— START —

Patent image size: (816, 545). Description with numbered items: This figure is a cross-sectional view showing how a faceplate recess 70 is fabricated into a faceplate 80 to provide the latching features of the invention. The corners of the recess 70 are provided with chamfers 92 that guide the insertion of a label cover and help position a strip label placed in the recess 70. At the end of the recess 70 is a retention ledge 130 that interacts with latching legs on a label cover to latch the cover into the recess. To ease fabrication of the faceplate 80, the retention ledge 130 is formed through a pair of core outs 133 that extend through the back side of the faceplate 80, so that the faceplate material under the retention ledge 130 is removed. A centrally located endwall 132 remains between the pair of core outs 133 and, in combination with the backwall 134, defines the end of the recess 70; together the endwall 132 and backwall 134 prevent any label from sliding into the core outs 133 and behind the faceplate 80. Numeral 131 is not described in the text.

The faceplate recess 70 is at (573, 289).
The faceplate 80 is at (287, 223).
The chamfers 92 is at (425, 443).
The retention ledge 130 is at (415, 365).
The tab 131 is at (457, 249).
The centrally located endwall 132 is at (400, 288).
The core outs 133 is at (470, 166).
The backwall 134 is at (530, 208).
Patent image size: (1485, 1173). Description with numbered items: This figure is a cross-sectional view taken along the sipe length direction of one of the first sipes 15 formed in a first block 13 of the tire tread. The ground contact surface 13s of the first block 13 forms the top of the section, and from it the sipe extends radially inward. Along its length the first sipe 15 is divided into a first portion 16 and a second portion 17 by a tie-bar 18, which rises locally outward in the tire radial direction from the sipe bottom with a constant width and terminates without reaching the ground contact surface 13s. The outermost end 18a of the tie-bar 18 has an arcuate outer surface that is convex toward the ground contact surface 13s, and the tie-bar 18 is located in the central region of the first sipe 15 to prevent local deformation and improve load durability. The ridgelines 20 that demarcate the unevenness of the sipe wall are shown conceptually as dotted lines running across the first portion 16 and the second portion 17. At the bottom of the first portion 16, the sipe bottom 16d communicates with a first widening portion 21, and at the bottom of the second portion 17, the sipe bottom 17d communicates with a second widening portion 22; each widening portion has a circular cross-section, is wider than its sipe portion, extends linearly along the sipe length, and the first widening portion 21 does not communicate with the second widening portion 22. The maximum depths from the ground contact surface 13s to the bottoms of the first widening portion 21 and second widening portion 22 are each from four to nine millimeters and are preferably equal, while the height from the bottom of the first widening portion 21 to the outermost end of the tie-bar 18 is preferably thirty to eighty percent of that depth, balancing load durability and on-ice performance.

— END —

### WHAT YOU ARE ASKED TO DO
Rewrite the data above, changing every "cross-sectional view" to "section view" and leaving everything else as it is.

### CORRECT ANSWER
Patent image size: (816, 545). Description with numbered items: This figure is a section view showing how a faceplate recess 70 is fabricated into a faceplate 80 to provide the latching features of the invention. The corners of the recess 70 are provided with chamfers 92 that guide the insertion of a label cover and help position a strip label placed in the recess 70. At the end of the recess 70 is a retention ledge 130 that interacts with latching legs on a label cover to latch the cover into the recess. To ease fabrication of the faceplate 80, the retention ledge 130 is formed through a pair of core outs 133 that extend through the back side of the faceplate 80, so that the faceplate material under the retention ledge 130 is removed. A centrally located endwall 132 remains between the pair of core outs 133 and, in combination with the backwall 134, defines the end of the recess 70; together the endwall 132 and backwall 134 prevent any label from sliding into the core outs 133 and behind the faceplate 80. Numeral 131 is not described in the text.

The faceplate recess 70 is at (573, 289).
The faceplate 80 is at (287, 223).
The chamfers 92 is at (425, 443).
The retention ledge 130 is at (415, 365).
The tab 131 is at (457, 249).
The centrally located endwall 132 is at (400, 288).
The core outs 133 is at (470, 166).
The backwall 134 is at (530, 208).
Patent image size: (1485, 1173). Description with numbered items: This figure is a section view taken along the sipe length direction of one of the first sipes 15 formed in a first block 13 of the tire tread. The ground contact surface 13s of the first block 13 forms the top of the section, and from it the sipe extends radially inward. Along its length the first sipe 15 is divided into a first portion 16 and a second portion 17 by a tie-bar 18, which rises locally outward in the tire radial direction from the sipe bottom with a constant width and terminates without reaching the ground contact surface 13s. The outermost end 18a of the tie-bar 18 has an arcuate outer surface that is convex toward the ground contact surface 13s, and the tie-bar 18 is located in the central region of the first sipe 15 to prevent local deformation and improve load durability. The ridgelines 20 that demarcate the unevenness of the sipe wall are shown conceptually as dotted lines running across the first portion 16 and the second portion 17. At the bottom of the first portion 16, the sipe bottom 16d communicates with a first widening portion 21, and at the bottom of the second portion 17, the sipe bottom 17d communicates with a second widening portion 22; each widening portion has a circular cross-section, is wider than its sipe portion, extends linearly along the sipe length, and the first widening portion 21 does not communicate with the second widening portion 22. The maximum depths from the ground contact surface 13s to the bottoms of the first widening portion 21 and second widening portion 22 are each from four to nine millimeters and are preferably equal, while the height from the bottom of the first widening portion 21 to the outermost end of the tie-bar 18 is preferably thirty to eighty percent of that depth, balancing load durability and on-ice performance.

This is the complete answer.